Review the material and extract every line in which the word "Bounce" occurs.

--- INPUT MATERIAL ---
-- begin --
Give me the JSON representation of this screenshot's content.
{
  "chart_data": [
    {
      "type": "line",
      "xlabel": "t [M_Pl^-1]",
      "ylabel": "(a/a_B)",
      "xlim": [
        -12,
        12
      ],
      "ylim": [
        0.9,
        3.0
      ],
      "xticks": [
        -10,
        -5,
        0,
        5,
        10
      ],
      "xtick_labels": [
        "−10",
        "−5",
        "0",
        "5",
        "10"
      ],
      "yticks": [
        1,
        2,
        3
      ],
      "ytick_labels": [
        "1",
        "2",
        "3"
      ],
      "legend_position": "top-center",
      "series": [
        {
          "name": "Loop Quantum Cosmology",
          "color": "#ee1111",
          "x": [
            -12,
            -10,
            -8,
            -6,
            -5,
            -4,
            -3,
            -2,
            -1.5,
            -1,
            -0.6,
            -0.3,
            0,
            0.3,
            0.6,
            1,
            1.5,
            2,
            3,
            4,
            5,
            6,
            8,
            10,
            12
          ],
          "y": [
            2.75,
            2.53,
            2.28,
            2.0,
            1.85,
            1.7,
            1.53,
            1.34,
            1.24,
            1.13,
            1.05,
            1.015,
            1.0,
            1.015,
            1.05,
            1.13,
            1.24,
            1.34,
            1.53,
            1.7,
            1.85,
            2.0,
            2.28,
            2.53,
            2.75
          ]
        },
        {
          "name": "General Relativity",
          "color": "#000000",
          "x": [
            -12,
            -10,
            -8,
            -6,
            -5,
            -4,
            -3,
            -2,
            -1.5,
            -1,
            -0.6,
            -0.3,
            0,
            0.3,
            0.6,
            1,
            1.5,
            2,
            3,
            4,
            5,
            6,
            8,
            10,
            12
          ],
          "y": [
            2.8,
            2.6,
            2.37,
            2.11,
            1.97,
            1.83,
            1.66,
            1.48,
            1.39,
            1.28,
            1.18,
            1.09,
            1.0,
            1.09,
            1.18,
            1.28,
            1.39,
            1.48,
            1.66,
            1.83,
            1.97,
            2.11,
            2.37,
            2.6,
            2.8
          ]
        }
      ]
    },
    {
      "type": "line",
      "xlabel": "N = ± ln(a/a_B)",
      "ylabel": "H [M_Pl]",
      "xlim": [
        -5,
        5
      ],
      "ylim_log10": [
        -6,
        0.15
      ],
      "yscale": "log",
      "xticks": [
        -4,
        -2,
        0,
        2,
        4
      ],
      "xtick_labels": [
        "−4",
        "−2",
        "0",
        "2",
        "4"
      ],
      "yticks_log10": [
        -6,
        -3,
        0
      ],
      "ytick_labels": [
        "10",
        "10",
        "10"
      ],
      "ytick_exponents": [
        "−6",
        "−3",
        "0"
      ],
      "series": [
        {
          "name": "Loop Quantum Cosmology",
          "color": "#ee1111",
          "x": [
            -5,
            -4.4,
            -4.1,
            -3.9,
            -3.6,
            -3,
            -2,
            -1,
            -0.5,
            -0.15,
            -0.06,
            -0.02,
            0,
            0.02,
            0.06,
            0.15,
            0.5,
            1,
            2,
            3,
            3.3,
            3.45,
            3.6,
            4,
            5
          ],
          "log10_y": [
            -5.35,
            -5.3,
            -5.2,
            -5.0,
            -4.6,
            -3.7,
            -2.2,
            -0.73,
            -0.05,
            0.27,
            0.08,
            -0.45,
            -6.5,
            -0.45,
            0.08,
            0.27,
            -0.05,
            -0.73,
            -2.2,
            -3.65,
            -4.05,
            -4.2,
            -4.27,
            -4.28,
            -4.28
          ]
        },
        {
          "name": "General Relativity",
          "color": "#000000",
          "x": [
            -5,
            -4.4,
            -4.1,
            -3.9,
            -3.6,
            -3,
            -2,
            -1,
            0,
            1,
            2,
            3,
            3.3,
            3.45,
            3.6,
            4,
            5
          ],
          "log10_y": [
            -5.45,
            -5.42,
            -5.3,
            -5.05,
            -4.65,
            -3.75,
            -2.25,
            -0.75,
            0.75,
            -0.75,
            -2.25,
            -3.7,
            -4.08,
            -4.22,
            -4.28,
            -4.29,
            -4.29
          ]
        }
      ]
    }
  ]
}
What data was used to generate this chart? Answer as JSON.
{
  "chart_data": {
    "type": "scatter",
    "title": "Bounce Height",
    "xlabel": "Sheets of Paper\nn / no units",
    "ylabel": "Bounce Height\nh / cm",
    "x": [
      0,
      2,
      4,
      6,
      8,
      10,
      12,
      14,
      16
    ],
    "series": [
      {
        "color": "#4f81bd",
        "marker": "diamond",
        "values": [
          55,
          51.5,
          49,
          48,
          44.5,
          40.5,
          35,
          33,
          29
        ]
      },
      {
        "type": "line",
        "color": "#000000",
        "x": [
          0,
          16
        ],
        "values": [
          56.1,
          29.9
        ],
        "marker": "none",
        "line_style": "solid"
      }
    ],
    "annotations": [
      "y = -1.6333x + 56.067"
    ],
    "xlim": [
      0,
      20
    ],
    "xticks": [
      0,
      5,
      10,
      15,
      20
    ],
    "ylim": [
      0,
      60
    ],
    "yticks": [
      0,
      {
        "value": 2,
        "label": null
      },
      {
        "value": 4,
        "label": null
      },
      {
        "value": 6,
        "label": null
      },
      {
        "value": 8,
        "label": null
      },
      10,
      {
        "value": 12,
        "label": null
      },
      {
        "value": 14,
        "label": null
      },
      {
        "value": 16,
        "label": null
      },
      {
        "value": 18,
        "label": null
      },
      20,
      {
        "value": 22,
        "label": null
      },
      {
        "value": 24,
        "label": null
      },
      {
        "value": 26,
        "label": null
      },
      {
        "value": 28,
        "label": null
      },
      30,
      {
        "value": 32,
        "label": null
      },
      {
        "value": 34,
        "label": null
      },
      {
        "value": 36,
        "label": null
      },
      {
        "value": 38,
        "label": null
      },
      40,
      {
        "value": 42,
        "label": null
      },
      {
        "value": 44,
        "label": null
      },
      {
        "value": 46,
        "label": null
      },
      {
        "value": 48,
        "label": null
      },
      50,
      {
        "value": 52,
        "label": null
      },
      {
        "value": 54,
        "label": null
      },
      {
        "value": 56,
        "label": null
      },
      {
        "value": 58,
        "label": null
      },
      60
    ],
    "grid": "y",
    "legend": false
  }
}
-- end --
--- SOLUTION TO THE PROBLEM ---
    "title": "Bounce Height",
    "ylabel": "Bounce Height\nh / cm",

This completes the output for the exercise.